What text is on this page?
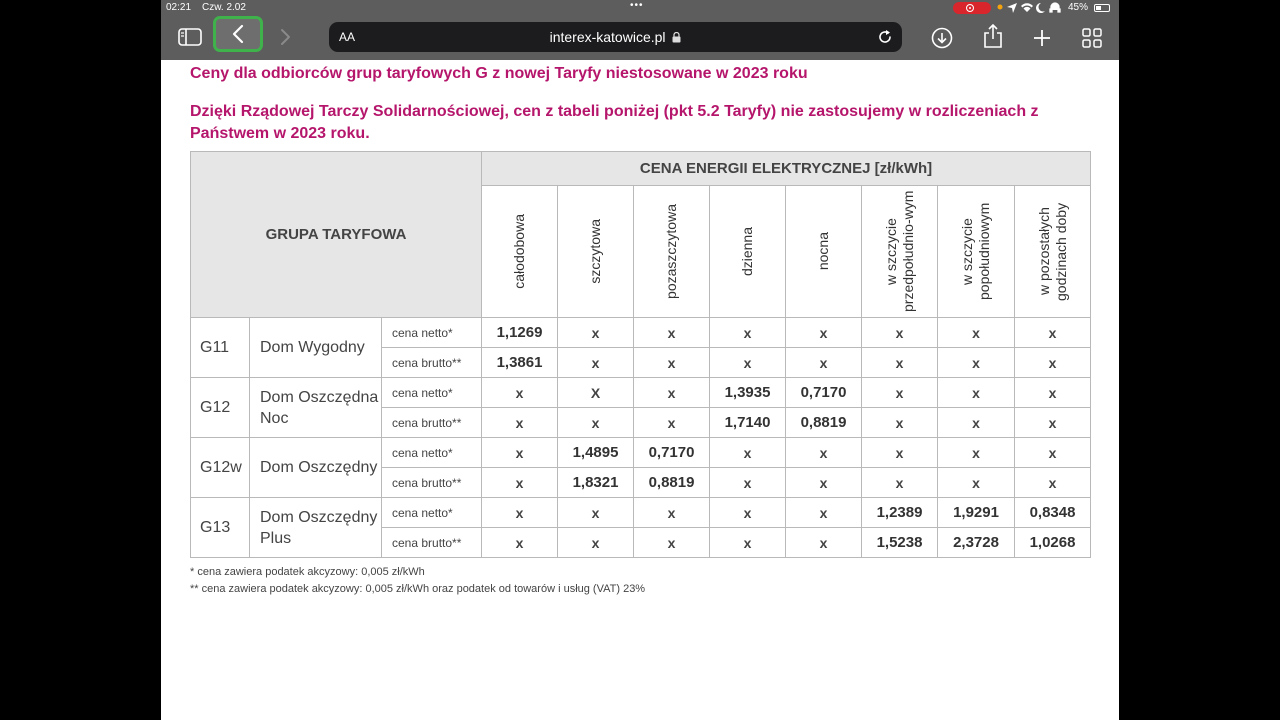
02:21 Czw. 2.02	•••	45%
AA	interex-katowice.pl
Ceny dla odbiorców grup taryfowych G z nowej Taryfy niestosowane w 2023 roku
Dzięki Rządowej Tarczy Solidarnościowej, cen z tabeli poniżej (pkt 5.2 Taryfy) nie zastosujemy w rozliczeniach z Państwem w 2023 roku.
GRUPA TARYFOWA			CENA ENERGII ELEKTRYCZNEJ [zł/kWh]							

			całodobowa	szczytowa	pozaszczytowa	dzienna	nocna	w szczycie przedpołudnio-wym	w szczycie popołudniowym	w pozostałych godzinach doby

G11	Dom Wygodny	cena netto*	1,1269	x	x	x	x	x	x	x
		cena brutto**	1,3861	x	x	x	x	x	x	x
G12	Dom Oszczędna Noc	cena netto*	x	X	x	1,3935	0,7170	x	x	x
		cena brutto**	x	x	x	1,7140	0,8819	x	x	x
G12w	Dom Oszczędny	cena netto*	x	1,4895	0,7170	x	x	x	x	x
		cena brutto**	x	1,8321	0,8819	x	x	x	x	x
G13	Dom Oszczędny Plus	cena netto*	x	x	x	x	x	1,2389	1,9291	0,8348
		cena brutto**	x	x	x	x	x	1,5238	2,3728	1,0268
* cena zawiera podatek akcyzowy: 0,005 zł/kWh
** cena zawiera podatek akcyzowy: 0,005 zł/kWh oraz podatek od towarów i usług (VAT) 23%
━━━━
### Given task:
Without including any pictures, please restate all the records exactly.

### Output for this exercise:
What text is on this page?
02:21 Czw. 2.02	•••	45%
AA	interex-katowice.pl
Ceny dla odbiorców grup taryfowych G z nowej Taryfy niestosowane w 2023 roku
Dzięki Rządowej Tarczy Solidarnościowej, cen z tabeli poniżej (pkt 5.2 Taryfy) nie zastosujemy w rozliczeniach z Państwem w 2023 roku.
GRUPA TARYFOWA			CENA ENERGII ELEKTRYCZNEJ [zł/kWh]							

			całodobowa	szczytowa	pozaszczytowa	dzienna	nocna	w szczycie przedpołudnio-wym	w szczycie popołudniowym	w pozostałych godzinach doby

G11	Dom Wygodny	cena netto*	1,1269	x	x	x	x	x	x	x
		cena brutto**	1,3861	x	x	x	x	x	x	x
G12	Dom Oszczędna Noc	cena netto*	x	X	x	1,3935	0,7170	x	x	x
		cena brutto**	x	x	x	1,7140	0,8819	x	x	x
G12w	Dom Oszczędny	cena netto*	x	1,4895	0,7170	x	x	x	x	x
		cena brutto**	x	1,8321	0,8819	x	x	x	x	x
G13	Dom Oszczędny Plus	cena netto*	x	x	x	x	x	1,2389	1,9291	0,8348
		cena brutto**	x	x	x	x	x	1,5238	2,3728	1,0268
* cena zawiera podatek akcyzowy: 0,005 zł/kWh
** cena zawiera podatek akcyzowy: 0,005 zł/kWh oraz podatek od towarów i usług (VAT) 23%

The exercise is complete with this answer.